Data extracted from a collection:

[start]

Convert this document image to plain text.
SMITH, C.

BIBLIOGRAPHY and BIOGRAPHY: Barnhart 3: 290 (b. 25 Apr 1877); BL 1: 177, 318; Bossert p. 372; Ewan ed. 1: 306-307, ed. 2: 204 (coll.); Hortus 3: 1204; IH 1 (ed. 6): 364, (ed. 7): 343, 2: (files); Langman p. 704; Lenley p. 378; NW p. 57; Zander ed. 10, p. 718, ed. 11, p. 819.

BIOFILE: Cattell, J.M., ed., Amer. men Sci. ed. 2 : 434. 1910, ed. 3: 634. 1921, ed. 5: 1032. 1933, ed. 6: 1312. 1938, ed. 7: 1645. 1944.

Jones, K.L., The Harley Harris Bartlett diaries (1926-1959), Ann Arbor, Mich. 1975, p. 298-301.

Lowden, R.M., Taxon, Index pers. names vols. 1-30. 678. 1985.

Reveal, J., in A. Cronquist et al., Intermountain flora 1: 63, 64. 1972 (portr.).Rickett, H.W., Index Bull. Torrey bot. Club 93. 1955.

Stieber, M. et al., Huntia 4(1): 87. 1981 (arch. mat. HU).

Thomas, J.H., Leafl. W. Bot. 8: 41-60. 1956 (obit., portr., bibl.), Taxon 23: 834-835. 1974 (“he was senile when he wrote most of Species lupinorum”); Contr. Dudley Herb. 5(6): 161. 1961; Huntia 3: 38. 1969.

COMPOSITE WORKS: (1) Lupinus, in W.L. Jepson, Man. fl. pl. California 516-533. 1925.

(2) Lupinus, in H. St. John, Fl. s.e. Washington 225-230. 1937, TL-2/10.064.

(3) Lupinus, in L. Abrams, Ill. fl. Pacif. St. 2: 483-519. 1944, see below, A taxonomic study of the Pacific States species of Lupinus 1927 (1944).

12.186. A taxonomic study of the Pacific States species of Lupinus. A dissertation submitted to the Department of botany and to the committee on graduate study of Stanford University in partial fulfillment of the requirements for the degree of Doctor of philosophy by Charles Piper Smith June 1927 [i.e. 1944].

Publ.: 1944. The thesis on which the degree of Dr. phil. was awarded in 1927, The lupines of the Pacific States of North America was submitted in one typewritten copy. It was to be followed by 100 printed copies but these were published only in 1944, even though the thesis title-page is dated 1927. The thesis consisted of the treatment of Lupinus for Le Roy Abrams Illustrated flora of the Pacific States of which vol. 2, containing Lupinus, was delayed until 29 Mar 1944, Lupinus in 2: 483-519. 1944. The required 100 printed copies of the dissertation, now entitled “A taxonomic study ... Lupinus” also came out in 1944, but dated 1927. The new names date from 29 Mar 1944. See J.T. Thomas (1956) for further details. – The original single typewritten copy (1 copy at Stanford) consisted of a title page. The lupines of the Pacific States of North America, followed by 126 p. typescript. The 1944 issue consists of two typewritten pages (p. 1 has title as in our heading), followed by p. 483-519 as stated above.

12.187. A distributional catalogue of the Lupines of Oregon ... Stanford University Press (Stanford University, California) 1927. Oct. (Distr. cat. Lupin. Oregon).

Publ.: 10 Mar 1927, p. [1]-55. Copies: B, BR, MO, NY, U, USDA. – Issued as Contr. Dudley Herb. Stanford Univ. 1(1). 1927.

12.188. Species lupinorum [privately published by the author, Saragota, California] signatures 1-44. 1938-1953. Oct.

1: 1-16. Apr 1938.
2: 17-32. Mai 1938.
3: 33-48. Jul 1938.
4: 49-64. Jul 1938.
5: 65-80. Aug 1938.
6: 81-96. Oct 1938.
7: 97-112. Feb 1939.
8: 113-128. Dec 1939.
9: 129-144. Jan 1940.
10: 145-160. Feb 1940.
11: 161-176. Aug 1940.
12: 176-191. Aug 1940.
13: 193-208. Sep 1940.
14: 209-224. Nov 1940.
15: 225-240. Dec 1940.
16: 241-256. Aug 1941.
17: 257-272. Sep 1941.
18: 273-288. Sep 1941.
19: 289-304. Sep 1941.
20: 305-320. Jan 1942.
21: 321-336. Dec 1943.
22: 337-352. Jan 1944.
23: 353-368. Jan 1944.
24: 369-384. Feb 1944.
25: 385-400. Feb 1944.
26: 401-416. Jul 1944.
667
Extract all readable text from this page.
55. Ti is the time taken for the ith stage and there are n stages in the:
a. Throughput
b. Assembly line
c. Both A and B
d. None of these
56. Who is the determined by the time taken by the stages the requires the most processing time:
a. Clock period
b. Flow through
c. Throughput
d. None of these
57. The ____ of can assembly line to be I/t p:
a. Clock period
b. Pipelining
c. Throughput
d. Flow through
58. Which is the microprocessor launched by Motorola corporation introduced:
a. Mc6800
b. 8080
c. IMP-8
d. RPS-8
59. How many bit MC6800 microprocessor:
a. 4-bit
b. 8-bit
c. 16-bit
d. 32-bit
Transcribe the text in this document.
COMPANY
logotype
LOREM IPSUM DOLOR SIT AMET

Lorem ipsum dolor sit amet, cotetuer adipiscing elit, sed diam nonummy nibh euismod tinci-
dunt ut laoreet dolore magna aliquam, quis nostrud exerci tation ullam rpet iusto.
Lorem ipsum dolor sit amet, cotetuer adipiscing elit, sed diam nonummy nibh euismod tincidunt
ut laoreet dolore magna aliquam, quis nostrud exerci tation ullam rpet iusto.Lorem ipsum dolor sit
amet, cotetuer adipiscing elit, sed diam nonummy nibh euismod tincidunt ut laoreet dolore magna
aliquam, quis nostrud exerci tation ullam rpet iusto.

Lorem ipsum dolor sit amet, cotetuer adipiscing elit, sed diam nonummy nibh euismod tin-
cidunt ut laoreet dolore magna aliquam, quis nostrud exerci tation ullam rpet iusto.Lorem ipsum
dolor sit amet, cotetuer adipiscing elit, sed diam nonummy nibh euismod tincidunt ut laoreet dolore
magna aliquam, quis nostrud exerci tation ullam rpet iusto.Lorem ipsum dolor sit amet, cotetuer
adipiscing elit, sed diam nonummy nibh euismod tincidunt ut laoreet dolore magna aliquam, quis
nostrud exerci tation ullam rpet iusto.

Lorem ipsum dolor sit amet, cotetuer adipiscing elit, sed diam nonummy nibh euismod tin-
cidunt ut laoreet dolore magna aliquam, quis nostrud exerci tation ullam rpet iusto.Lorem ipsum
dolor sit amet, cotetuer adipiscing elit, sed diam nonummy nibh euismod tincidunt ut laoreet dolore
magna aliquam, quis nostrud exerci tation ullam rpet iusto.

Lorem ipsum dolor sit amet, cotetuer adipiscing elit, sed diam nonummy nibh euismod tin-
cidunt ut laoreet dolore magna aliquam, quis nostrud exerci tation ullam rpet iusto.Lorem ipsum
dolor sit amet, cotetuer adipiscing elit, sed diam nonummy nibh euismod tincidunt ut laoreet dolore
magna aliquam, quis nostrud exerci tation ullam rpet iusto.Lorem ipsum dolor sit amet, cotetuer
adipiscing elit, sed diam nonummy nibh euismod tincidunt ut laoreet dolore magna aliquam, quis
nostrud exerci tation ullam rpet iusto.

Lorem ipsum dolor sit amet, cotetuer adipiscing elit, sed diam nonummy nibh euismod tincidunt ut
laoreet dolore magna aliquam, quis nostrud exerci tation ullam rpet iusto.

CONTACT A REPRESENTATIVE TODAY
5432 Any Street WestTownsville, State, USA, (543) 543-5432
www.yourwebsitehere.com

[end]

* Task directions
Make an exact copy of the listing, including every line.

* Correct output
Convert this document image to plain text.
SMITH, C.

BIBLIOGRAPHY and BIOGRAPHY: Barnhart 3: 290 (b. 25 Apr 1877); BL 1: 177, 318; Bossert p. 372; Ewan ed. 1: 306-307, ed. 2: 204 (coll.); Hortus 3: 1204; IH 1 (ed. 6): 364, (ed. 7): 343, 2: (files); Langman p. 704; Lenley p. 378; NW p. 57; Zander ed. 10, p. 718, ed. 11, p. 819.

BIOFILE: Cattell, J.M., ed., Amer. men Sci. ed. 2 : 434. 1910, ed. 3: 634. 1921, ed. 5: 1032. 1933, ed. 6: 1312. 1938, ed. 7: 1645. 1944.

Jones, K.L., The Harley Harris Bartlett diaries (1926-1959), Ann Arbor, Mich. 1975, p. 298-301.

Lowden, R.M., Taxon, Index pers. names vols. 1-30. 678. 1985.

Reveal, J., in A. Cronquist et al., Intermountain flora 1: 63, 64. 1972 (portr.).Rickett, H.W., Index Bull. Torrey bot. Club 93. 1955.

Stieber, M. et al., Huntia 4(1): 87. 1981 (arch. mat. HU).

Thomas, J.H., Leafl. W. Bot. 8: 41-60. 1956 (obit., portr., bibl.), Taxon 23: 834-835. 1974 (“he was senile when he wrote most of Species lupinorum”); Contr. Dudley Herb. 5(6): 161. 1961; Huntia 3: 38. 1969.

COMPOSITE WORKS: (1) Lupinus, in W.L. Jepson, Man. fl. pl. California 516-533. 1925.

(2) Lupinus, in H. St. John, Fl. s.e. Washington 225-230. 1937, TL-2/10.064.

(3) Lupinus, in L. Abrams, Ill. fl. Pacif. St. 2: 483-519. 1944, see below, A taxonomic study of the Pacific States species of Lupinus 1927 (1944).

12.186. A taxonomic study of the Pacific States species of Lupinus. A dissertation submitted to the Department of botany and to the committee on graduate study of Stanford University in partial fulfillment of the requirements for the degree of Doctor of philosophy by Charles Piper Smith June 1927 [i.e. 1944].

Publ.: 1944. The thesis on which the degree of Dr. phil. was awarded in 1927, The lupines of the Pacific States of North America was submitted in one typewritten copy. It was to be followed by 100 printed copies but these were published only in 1944, even though the thesis title-page is dated 1927. The thesis consisted of the treatment of Lupinus for Le Roy Abrams Illustrated flora of the Pacific States of which vol. 2, containing Lupinus, was delayed until 29 Mar 1944, Lupinus in 2: 483-519. 1944. The required 100 printed copies of the dissertation, now entitled “A taxonomic study ... Lupinus” also came out in 1944, but dated 1927. The new names date from 29 Mar 1944. See J.T. Thomas (1956) for further details. – The original single typewritten copy (1 copy at Stanford) consisted of a title page. The lupines of the Pacific States of North America, followed by 126 p. typescript. The 1944 issue consists of two typewritten pages (p. 1 has title as in our heading), followed by p. 483-519 as stated above.

12.187. A distributional catalogue of the Lupines of Oregon ... Stanford University Press (Stanford University, California) 1927. Oct. (Distr. cat. Lupin. Oregon).

Publ.: 10 Mar 1927, p. [1]-55. Copies: B, BR, MO, NY, U, USDA. – Issued as Contr. Dudley Herb. Stanford Univ. 1(1). 1927.

12.188. Species lupinorum [privately published by the author, Saragota, California] signatures 1-44. 1938-1953. Oct.

1: 1-16. Apr 1938.
2: 17-32. Mai 1938.
3: 33-48. Jul 1938.
4: 49-64. Jul 1938.
5: 65-80. Aug 1938.
6: 81-96. Oct 1938.
7: 97-112. Feb 1939.
8: 113-128. Dec 1939.
9: 129-144. Jan 1940.
10: 145-160. Feb 1940.
11: 161-176. Aug 1940.
12: 176-191. Aug 1940.
13: 193-208. Sep 1940.
14: 209-224. Nov 1940.
15: 225-240. Dec 1940.
16: 241-256. Aug 1941.
17: 257-272. Sep 1941.
18: 273-288. Sep 1941.
19: 289-304. Sep 1941.
20: 305-320. Jan 1942.
21: 321-336. Dec 1943.
22: 337-352. Jan 1944.
23: 353-368. Jan 1944.
24: 369-384. Feb 1944.
25: 385-400. Feb 1944.
26: 401-416. Jul 1944.
667
Extract all readable text from this page.
55. Ti is the time taken for the ith stage and there are n stages in the:
a. Throughput
b. Assembly line
c. Both A and B
d. None of these
56. Who is the determined by the time taken by the stages the requires the most processing time:
a. Clock period
b. Flow through
c. Throughput
d. None of these
57. The ____ of can assembly line to be I/t p:
a. Clock period
b. Pipelining
c. Throughput
d. Flow through
58. Which is the microprocessor launched by Motorola corporation introduced:
a. Mc6800
b. 8080
c. IMP-8
d. RPS-8
59. How many bit MC6800 microprocessor:
a. 4-bit
b. 8-bit
c. 16-bit
d. 32-bit
Transcribe the text in this document.
COMPANY
logotype
LOREM IPSUM DOLOR SIT AMET

Lorem ipsum dolor sit amet, cotetuer adipiscing elit, sed diam nonummy nibh euismod tinci-
dunt ut laoreet dolore magna aliquam, quis nostrud exerci tation ullam rpet iusto.
Lorem ipsum dolor sit amet, cotetuer adipiscing elit, sed diam nonummy nibh euismod tincidunt
ut laoreet dolore magna aliquam, quis nostrud exerci tation ullam rpet iusto.Lorem ipsum dolor sit
amet, cotetuer adipiscing elit, sed diam nonummy nibh euismod tincidunt ut laoreet dolore magna
aliquam, quis nostrud exerci tation ullam rpet iusto.

Lorem ipsum dolor sit amet, cotetuer adipiscing elit, sed diam nonummy nibh euismod tin-
cidunt ut laoreet dolore magna aliquam, quis nostrud exerci tation ullam rpet iusto.Lorem ipsum
dolor sit amet, cotetuer adipiscing elit, sed diam nonummy nibh euismod tincidunt ut laoreet dolore
magna aliquam, quis nostrud exerci tation ullam rpet iusto.Lorem ipsum dolor sit amet, cotetuer
adipiscing elit, sed diam nonummy nibh euismod tincidunt ut laoreet dolore magna aliquam, quis
nostrud exerci tation ullam rpet iusto.

Lorem ipsum dolor sit amet, cotetuer adipiscing elit, sed diam nonummy nibh euismod tin-
cidunt ut laoreet dolore magna aliquam, quis nostrud exerci tation ullam rpet iusto.Lorem ipsum
dolor sit amet, cotetuer adipiscing elit, sed diam nonummy nibh euismod tincidunt ut laoreet dolore
magna aliquam, quis nostrud exerci tation ullam rpet iusto.

Lorem ipsum dolor sit amet, cotetuer adipiscing elit, sed diam nonummy nibh euismod tin-
cidunt ut laoreet dolore magna aliquam, quis nostrud exerci tation ullam rpet iusto.Lorem ipsum
dolor sit amet, cotetuer adipiscing elit, sed diam nonummy nibh euismod tincidunt ut laoreet dolore
magna aliquam, quis nostrud exerci tation ullam rpet iusto.Lorem ipsum dolor sit amet, cotetuer
adipiscing elit, sed diam nonummy nibh euismod tincidunt ut laoreet dolore magna aliquam, quis
nostrud exerci tation ullam rpet iusto.

Lorem ipsum dolor sit amet, cotetuer adipiscing elit, sed diam nonummy nibh euismod tincidunt ut
laoreet dolore magna aliquam, quis nostrud exerci tation ullam rpet iusto.

CONTACT A REPRESENTATIVE TODAY
5432 Any Street WestTownsville, State, USA, (543) 543-5432
www.yourwebsitehere.com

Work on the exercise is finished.